Data shown:
(begin)

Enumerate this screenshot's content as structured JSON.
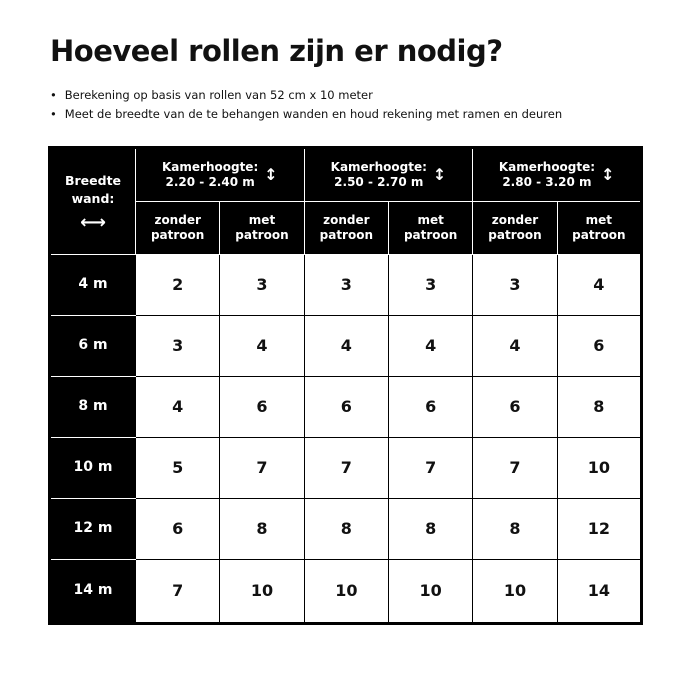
{
  "title": "Hoeveel rollen zijn er nodig?",
  "bullets": [
    "Berekening op basis van rollen van 52 cm x 10 meter",
    "Meet de breedte van de te behangen wanden en houd rekening met ramen en deuren"
  ],
  "table": {
    "corner": {
      "line1": "Breedte",
      "line2": "wand:",
      "icon": "horizontal-double-arrow-icon"
    },
    "groups": [
      {
        "label": "Kamerhoogte:",
        "range": "2.20 - 2.40 m"
      },
      {
        "label": "Kamerhoogte:",
        "range": "2.50 - 2.70 m"
      },
      {
        "label": "Kamerhoogte:",
        "range": "2.80 - 3.20 m"
      }
    ],
    "subheaders": [
      [
        "zonder",
        "patroon"
      ],
      [
        "met",
        "patroon"
      ],
      [
        "zonder",
        "patroon"
      ],
      [
        "met",
        "patroon"
      ],
      [
        "zonder",
        "patroon"
      ],
      [
        "met",
        "patroon"
      ]
    ],
    "rows": [
      {
        "width": "4 m",
        "values": [
          "2",
          "3",
          "3",
          "3",
          "3",
          "4"
        ]
      },
      {
        "width": "6 m",
        "values": [
          "3",
          "4",
          "4",
          "4",
          "4",
          "6"
        ]
      },
      {
        "width": "8 m",
        "values": [
          "4",
          "6",
          "6",
          "6",
          "6",
          "8"
        ]
      },
      {
        "width": "10 m",
        "values": [
          "5",
          "7",
          "7",
          "7",
          "7",
          "10"
        ]
      },
      {
        "width": "12 m",
        "values": [
          "6",
          "8",
          "8",
          "8",
          "8",
          "12"
        ]
      },
      {
        "width": "14 m",
        "values": [
          "7",
          "10",
          "10",
          "10",
          "10",
          "14"
        ]
      }
    ]
  }
}
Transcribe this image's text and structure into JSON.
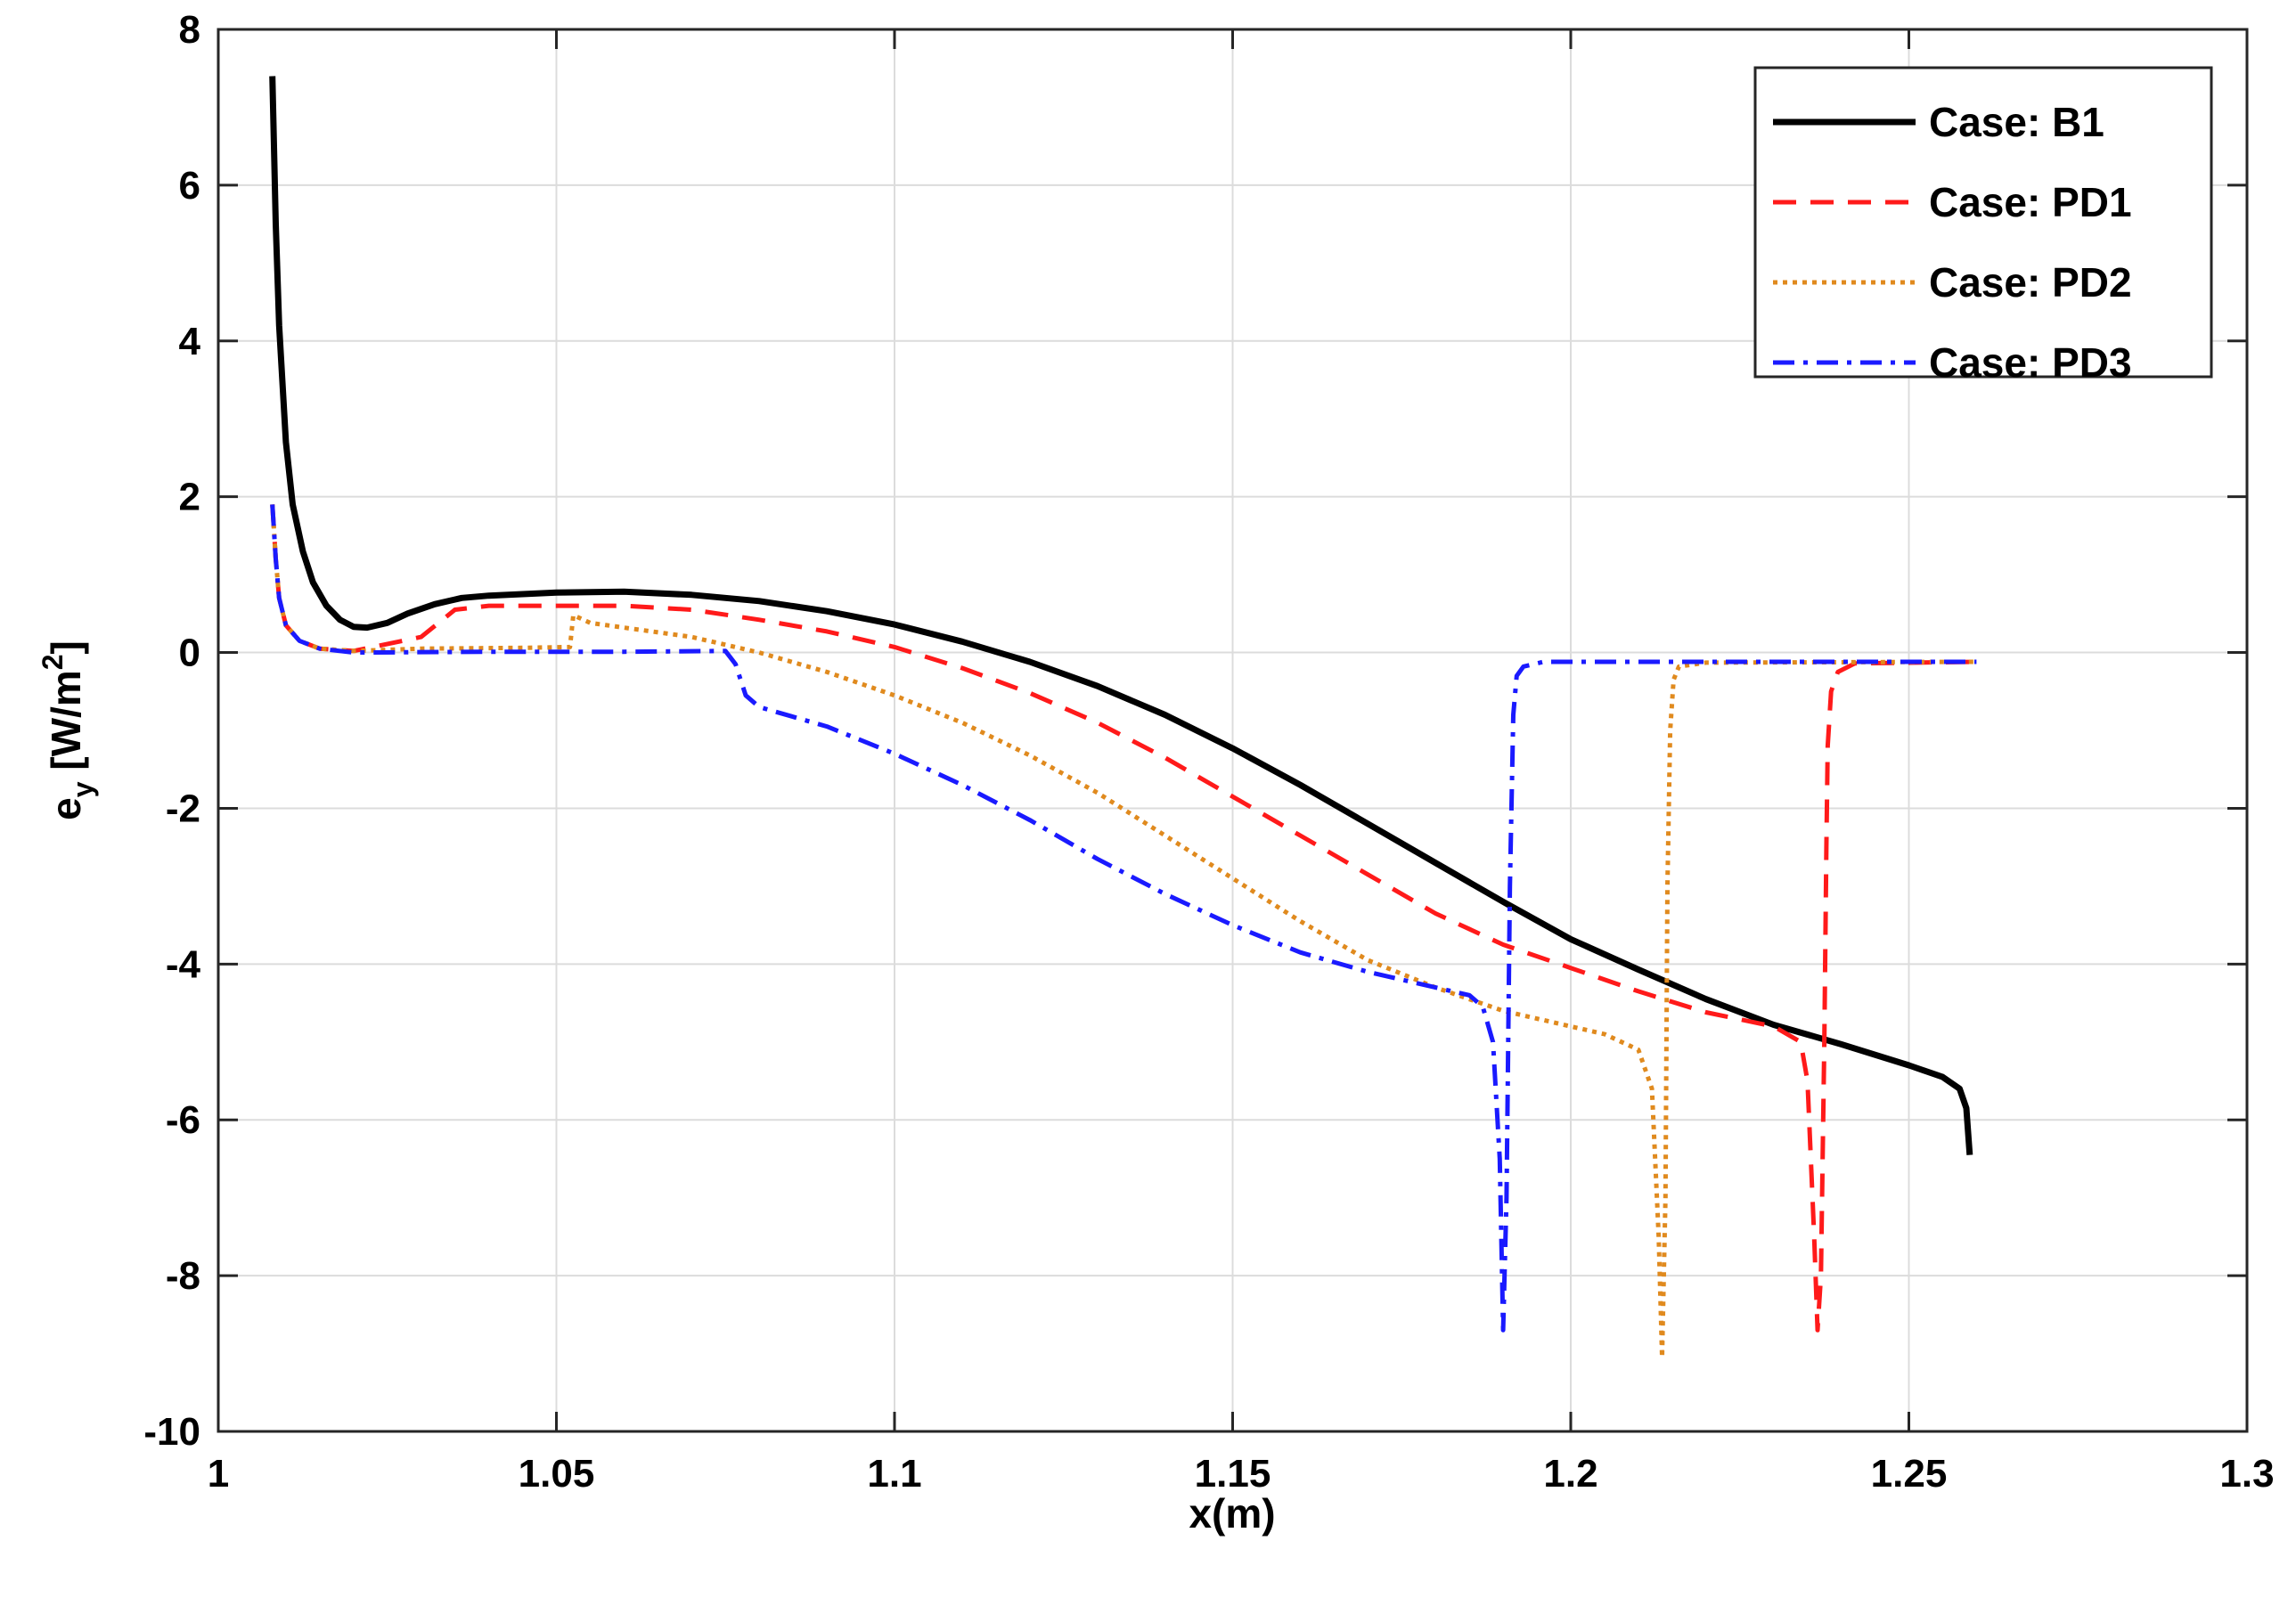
{
  "chart_data": {
    "type": "line",
    "title": "",
    "xlabel": "x(m)",
    "ylabel": {
      "base": "e",
      "sub": "y",
      "unit_pre": " [W/m",
      "sup": "2",
      "unit_post": "]"
    },
    "xlim": [
      1,
      1.3
    ],
    "ylim": [
      -10,
      8
    ],
    "xticks": [
      1,
      1.05,
      1.1,
      1.15,
      1.2,
      1.25,
      1.3
    ],
    "xtick_labels": [
      "1",
      "1.05",
      "1.1",
      "1.15",
      "1.2",
      "1.25",
      "1.3"
    ],
    "yticks": [
      -10,
      -8,
      -6,
      -4,
      -2,
      0,
      2,
      4,
      6,
      8
    ],
    "ytick_labels": [
      "-10",
      "-8",
      "-6",
      "-4",
      "-2",
      "0",
      "2",
      "4",
      "6",
      "8"
    ],
    "grid": true,
    "legend_position": "top-right",
    "series": [
      {
        "name": "Case: B1",
        "color": "#000000",
        "style": "solid",
        "points": [
          [
            1.008,
            7.4
          ],
          [
            1.0085,
            5.5
          ],
          [
            1.009,
            4.2
          ],
          [
            1.01,
            2.7
          ],
          [
            1.011,
            1.9
          ],
          [
            1.0125,
            1.3
          ],
          [
            1.014,
            0.9
          ],
          [
            1.016,
            0.6
          ],
          [
            1.018,
            0.42
          ],
          [
            1.02,
            0.33
          ],
          [
            1.022,
            0.32
          ],
          [
            1.025,
            0.38
          ],
          [
            1.028,
            0.5
          ],
          [
            1.032,
            0.62
          ],
          [
            1.036,
            0.7
          ],
          [
            1.04,
            0.73
          ],
          [
            1.045,
            0.75
          ],
          [
            1.05,
            0.77
          ],
          [
            1.06,
            0.78
          ],
          [
            1.07,
            0.74
          ],
          [
            1.08,
            0.66
          ],
          [
            1.09,
            0.53
          ],
          [
            1.1,
            0.36
          ],
          [
            1.11,
            0.14
          ],
          [
            1.12,
            -0.12
          ],
          [
            1.13,
            -0.43
          ],
          [
            1.14,
            -0.8
          ],
          [
            1.15,
            -1.23
          ],
          [
            1.16,
            -1.7
          ],
          [
            1.17,
            -2.2
          ],
          [
            1.18,
            -2.7
          ],
          [
            1.19,
            -3.2
          ],
          [
            1.2,
            -3.68
          ],
          [
            1.21,
            -4.07
          ],
          [
            1.22,
            -4.45
          ],
          [
            1.23,
            -4.78
          ],
          [
            1.24,
            -5.03
          ],
          [
            1.25,
            -5.3
          ],
          [
            1.255,
            -5.45
          ],
          [
            1.2575,
            -5.6
          ],
          [
            1.2585,
            -5.85
          ],
          [
            1.259,
            -6.45
          ]
        ]
      },
      {
        "name": "Case: PD1",
        "color": "#ff1a1a",
        "style": "dashed",
        "points": [
          [
            1.008,
            1.9
          ],
          [
            1.0085,
            1.2
          ],
          [
            1.009,
            0.7
          ],
          [
            1.01,
            0.35
          ],
          [
            1.012,
            0.15
          ],
          [
            1.015,
            0.05
          ],
          [
            1.02,
            0.02
          ],
          [
            1.03,
            0.2
          ],
          [
            1.035,
            0.55
          ],
          [
            1.04,
            0.6
          ],
          [
            1.05,
            0.6
          ],
          [
            1.06,
            0.6
          ],
          [
            1.07,
            0.55
          ],
          [
            1.08,
            0.42
          ],
          [
            1.09,
            0.27
          ],
          [
            1.1,
            0.07
          ],
          [
            1.11,
            -0.2
          ],
          [
            1.12,
            -0.52
          ],
          [
            1.13,
            -0.9
          ],
          [
            1.14,
            -1.35
          ],
          [
            1.15,
            -1.85
          ],
          [
            1.16,
            -2.35
          ],
          [
            1.17,
            -2.85
          ],
          [
            1.18,
            -3.35
          ],
          [
            1.19,
            -3.75
          ],
          [
            1.2,
            -4.05
          ],
          [
            1.21,
            -4.35
          ],
          [
            1.22,
            -4.62
          ],
          [
            1.23,
            -4.8
          ],
          [
            1.234,
            -5.0
          ],
          [
            1.235,
            -5.5
          ],
          [
            1.236,
            -7.5
          ],
          [
            1.2365,
            -8.7
          ],
          [
            1.237,
            -8.0
          ],
          [
            1.2375,
            -5.0
          ],
          [
            1.2378,
            -2.5
          ],
          [
            1.238,
            -1.2
          ],
          [
            1.2385,
            -0.5
          ],
          [
            1.2395,
            -0.25
          ],
          [
            1.242,
            -0.14
          ],
          [
            1.26,
            -0.12
          ]
        ]
      },
      {
        "name": "Case: PD2",
        "color": "#e08a1e",
        "style": "dotted",
        "points": [
          [
            1.008,
            1.9
          ],
          [
            1.0085,
            1.2
          ],
          [
            1.009,
            0.7
          ],
          [
            1.01,
            0.35
          ],
          [
            1.012,
            0.15
          ],
          [
            1.015,
            0.05
          ],
          [
            1.02,
            0.02
          ],
          [
            1.03,
            0.05
          ],
          [
            1.045,
            0.06
          ],
          [
            1.052,
            0.07
          ],
          [
            1.0525,
            0.48
          ],
          [
            1.055,
            0.38
          ],
          [
            1.06,
            0.32
          ],
          [
            1.07,
            0.2
          ],
          [
            1.08,
            0.0
          ],
          [
            1.09,
            -0.25
          ],
          [
            1.1,
            -0.55
          ],
          [
            1.11,
            -0.9
          ],
          [
            1.12,
            -1.32
          ],
          [
            1.13,
            -1.8
          ],
          [
            1.14,
            -2.35
          ],
          [
            1.15,
            -2.9
          ],
          [
            1.16,
            -3.45
          ],
          [
            1.17,
            -3.95
          ],
          [
            1.18,
            -4.3
          ],
          [
            1.19,
            -4.6
          ],
          [
            1.2,
            -4.8
          ],
          [
            1.205,
            -4.9
          ],
          [
            1.21,
            -5.1
          ],
          [
            1.212,
            -5.6
          ],
          [
            1.213,
            -7.5
          ],
          [
            1.2135,
            -9.05
          ],
          [
            1.214,
            -7.0
          ],
          [
            1.2143,
            -3.0
          ],
          [
            1.2147,
            -1.0
          ],
          [
            1.2152,
            -0.35
          ],
          [
            1.216,
            -0.18
          ],
          [
            1.22,
            -0.13
          ],
          [
            1.26,
            -0.12
          ]
        ]
      },
      {
        "name": "Case: PD3",
        "color": "#1a1aff",
        "style": "dashdot",
        "points": [
          [
            1.008,
            1.9
          ],
          [
            1.0085,
            1.2
          ],
          [
            1.009,
            0.7
          ],
          [
            1.01,
            0.35
          ],
          [
            1.012,
            0.15
          ],
          [
            1.015,
            0.05
          ],
          [
            1.02,
            0.0
          ],
          [
            1.04,
            0.01
          ],
          [
            1.06,
            0.01
          ],
          [
            1.075,
            0.02
          ],
          [
            1.0765,
            -0.15
          ],
          [
            1.078,
            -0.55
          ],
          [
            1.08,
            -0.7
          ],
          [
            1.09,
            -0.95
          ],
          [
            1.1,
            -1.3
          ],
          [
            1.11,
            -1.7
          ],
          [
            1.12,
            -2.15
          ],
          [
            1.13,
            -2.65
          ],
          [
            1.14,
            -3.1
          ],
          [
            1.15,
            -3.5
          ],
          [
            1.16,
            -3.85
          ],
          [
            1.17,
            -4.1
          ],
          [
            1.18,
            -4.3
          ],
          [
            1.185,
            -4.4
          ],
          [
            1.187,
            -4.55
          ],
          [
            1.1885,
            -5.0
          ],
          [
            1.1895,
            -6.5
          ],
          [
            1.19,
            -8.7
          ],
          [
            1.1905,
            -7.0
          ],
          [
            1.191,
            -3.0
          ],
          [
            1.1915,
            -0.8
          ],
          [
            1.192,
            -0.3
          ],
          [
            1.193,
            -0.18
          ],
          [
            1.196,
            -0.12
          ],
          [
            1.26,
            -0.12
          ]
        ]
      }
    ]
  }
}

(end)

What to work on: From the entries above, pull out each line that includes "style".

Exercise result:
        "style": "solid",
        "style": "dashed",
        "style": "dotted",
        "style": "dashdot",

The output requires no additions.